Dataset rows about figures:
begin

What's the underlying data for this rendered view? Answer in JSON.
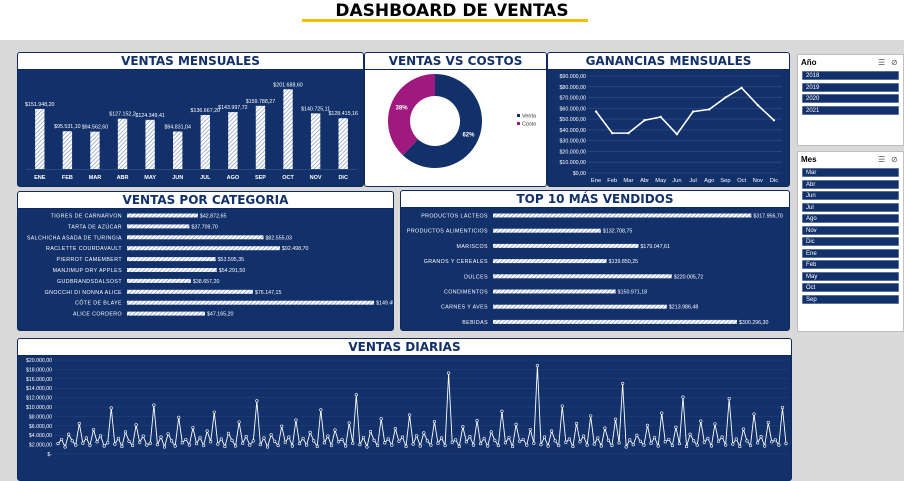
{
  "page": {
    "title": "DASHBOARD DE VENTAS"
  },
  "slicers": {
    "year": {
      "title": "Año",
      "items": [
        "2018",
        "2019",
        "2020",
        "2021"
      ]
    },
    "month": {
      "title": "Mes",
      "items": [
        "Mar",
        "Abr",
        "Jun",
        "Jul",
        "Ago",
        "Nov",
        "Dic",
        "Ene",
        "Feb",
        "May",
        "Oct",
        "Sep"
      ]
    }
  },
  "colors": {
    "navy": "#12306a",
    "accent": "#f2c200",
    "donut_venta": "#12306a",
    "donut_costo": "#a0197f"
  },
  "chart_data": [
    {
      "id": "ventas_mensuales",
      "type": "bar",
      "title": "VENTAS MENSUALES",
      "categories": [
        "ENE",
        "FEB",
        "MAR",
        "ABR",
        "MAY",
        "JUN",
        "JUL",
        "AGO",
        "SEP",
        "OCT",
        "NOV",
        "DIC"
      ],
      "values": [
        151948.2,
        95531.1,
        94562.6,
        127152.2,
        124349.41,
        94831.04,
        136667.2,
        143997.72,
        159788.27,
        201688.6,
        140725.11,
        128415.16
      ],
      "labels": [
        "$151.948,20",
        "$95.531,10",
        "$94.562,60",
        "$127.152,2",
        "$124.349,41",
        "$94.831,04",
        "$136.667,20",
        "$143.997,72",
        "$159.788,27",
        "$201.688,60",
        "$140.725,11",
        "$128.415,16"
      ],
      "ylim": [
        0,
        215000
      ],
      "pattern": "hatched"
    },
    {
      "id": "ventas_vs_costos",
      "type": "pie",
      "title": "VENTAS VS COSTOS",
      "slices": [
        {
          "name": "Venta",
          "value": 62,
          "label": "62%"
        },
        {
          "name": "Costo",
          "value": 38,
          "label": "38%"
        }
      ],
      "legend": "right"
    },
    {
      "id": "ganancias_mensuales",
      "type": "line",
      "title": "GANANCIAS MENSUALES",
      "categories": [
        "Ene",
        "Feb",
        "Mar",
        "Abr",
        "May",
        "Jun",
        "Jul",
        "Ago",
        "Sep",
        "Oct",
        "Nov",
        "Dic"
      ],
      "values": [
        57000,
        37000,
        37000,
        49000,
        52000,
        36000,
        57000,
        59000,
        70000,
        79000,
        63000,
        49000
      ],
      "ylim": [
        0,
        90000
      ],
      "yticks": [
        "$0,00",
        "$10.000,00",
        "$20.000,00",
        "$30.000,00",
        "$40.000,00",
        "$50.000,00",
        "$60.000,00",
        "$70.000,00",
        "$80.000,00",
        "$90.000,00"
      ],
      "grid": true
    },
    {
      "id": "ventas_por_categoria",
      "type": "bar",
      "orientation": "horizontal",
      "title": "VENTAS POR CATEGORIA",
      "categories": [
        "TIGRES DE CARNARVON",
        "TARTA DE AZÚCAR",
        "SALCHICHA ASADA DE TURINGIA",
        "RACLETTE COURDAVAULT",
        "PIERROT CAMEMBERT",
        "MANJIMUP DRY APPLES",
        "GUDBRANDSDALSOST",
        "GNOCCHI DI NONNA ALICE",
        "CÔTE DE BLAYE",
        "ALICE CORDERO"
      ],
      "values": [
        42872.65,
        37709.7,
        82555.03,
        92498.7,
        53595.35,
        54291.5,
        38657.2,
        76147.15,
        149453.75,
        47165.2
      ],
      "labels": [
        "$42.872,65",
        "$37.709,70",
        "$82.555,03",
        "$92.498,70",
        "$53.595,35",
        "$54.291,50",
        "$38.657,20",
        "$76.147,15",
        "$149.453,75",
        "$47.165,20"
      ],
      "xlim": [
        0,
        150000
      ]
    },
    {
      "id": "top10_vendidos",
      "type": "bar",
      "orientation": "horizontal",
      "title": "TOP 10 MÁS VENDIDOS",
      "categories": [
        "PRODUCTOS LÁCTEOS",
        "PRODUCTOS ALIMENTICIOS",
        "MARISCOS",
        "GRANOS Y CEREALES",
        "DULCES",
        "CONDIMENTOS",
        "CARNES Y AVES",
        "BEBIDAS"
      ],
      "values": [
        317956.7,
        132708.75,
        179047.61,
        139850.25,
        220005.72,
        150971.18,
        213986.48,
        300296.3
      ],
      "labels": [
        "$317.956,70",
        "$132.708,75",
        "$179.047,61",
        "$139.850,25",
        "$220.005,72",
        "$150.971,18",
        "$213.986,48",
        "$300.296,30"
      ],
      "xlim": [
        0,
        320000
      ]
    },
    {
      "id": "ventas_diarias",
      "type": "line",
      "title": "VENTAS DIARIAS",
      "ylim": [
        0,
        20000
      ],
      "yticks": [
        "$-",
        "$2.000,00",
        "$4.000,00",
        "$6.000,00",
        "$8.000,00",
        "$10.000,00",
        "$12.000,00",
        "$14.000,00",
        "$16.000,00",
        "$18.000,00",
        "$20.000,00"
      ],
      "values": [
        2200,
        3100,
        1500,
        4200,
        2800,
        1900,
        6500,
        2300,
        3400,
        1800,
        5200,
        2600,
        3900,
        1700,
        2400,
        9800,
        2100,
        3300,
        1600,
        4700,
        2700,
        1800,
        6200,
        2500,
        3800,
        1900,
        2300,
        10400,
        2000,
        3600,
        1500,
        4300,
        2800,
        1700,
        7800,
        2400,
        3100,
        1900,
        5600,
        2200,
        3500,
        1800,
        4900,
        2600,
        8900,
        2100,
        3200,
        1600,
        4400,
        2900,
        1700,
        6800,
        2300,
        3700,
        1900,
        2800,
        11300,
        2000,
        3400,
        1500,
        4100,
        2700,
        1800,
        5900,
        2500,
        3600,
        1700,
        7200,
        2200,
        3300,
        1900,
        4600,
        2800,
        1600,
        9400,
        2400,
        3800,
        1800,
        5100,
        2600,
        3100,
        1700,
        6600,
        2300,
        12600,
        2000,
        3500,
        1500,
        4800,
        2900,
        1800,
        7500,
        2400,
        3200,
        1900,
        5400,
        2700,
        3600,
        1600,
        8300,
        2100,
        3900,
        1700,
        4500,
        2800,
        1900,
        6900,
        2300,
        3400,
        1800,
        17200,
        2500,
        3000,
        1600,
        5800,
        2600,
        3700,
        1900,
        7100,
        2200,
        3300,
        1700,
        4700,
        2900,
        1800,
        9100,
        2400,
        3500,
        1600,
        6300,
        2700,
        3100,
        1900,
        5200,
        2300,
        18800,
        2000,
        3600,
        1700,
        4900,
        2800,
        1800,
        10200,
        2500,
        3200,
        1600,
        6500,
        2600,
        3800,
        1900,
        8100,
        2100,
        3400,
        1700,
        5500,
        2900,
        1800,
        7400,
        2400,
        15000,
        1500,
        3000,
        2000,
        4000,
        2700,
        1900,
        6100,
        2300,
        3500,
        1700,
        8700,
        2600,
        3100,
        1800,
        5700,
        2200,
        12100,
        1600,
        4200,
        2800,
        1900,
        7000,
        2500,
        3300,
        1700,
        6400,
        2700,
        3600,
        1900,
        11800,
        2100,
        3200,
        1600,
        5300,
        2800,
        1800,
        8500,
        2400,
        3700,
        1700,
        6700,
        2600,
        3000,
        1900,
        9900,
        2200
      ]
    }
  ]
}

end

▶ **REQUIREMENTS**
Which lines contain "PRODUCTOS"? Copy each of them.

▶ **RESPONSE**
        "PRODUCTOS LÁCTEOS",
        "PRODUCTOS ALIMENTICIOS",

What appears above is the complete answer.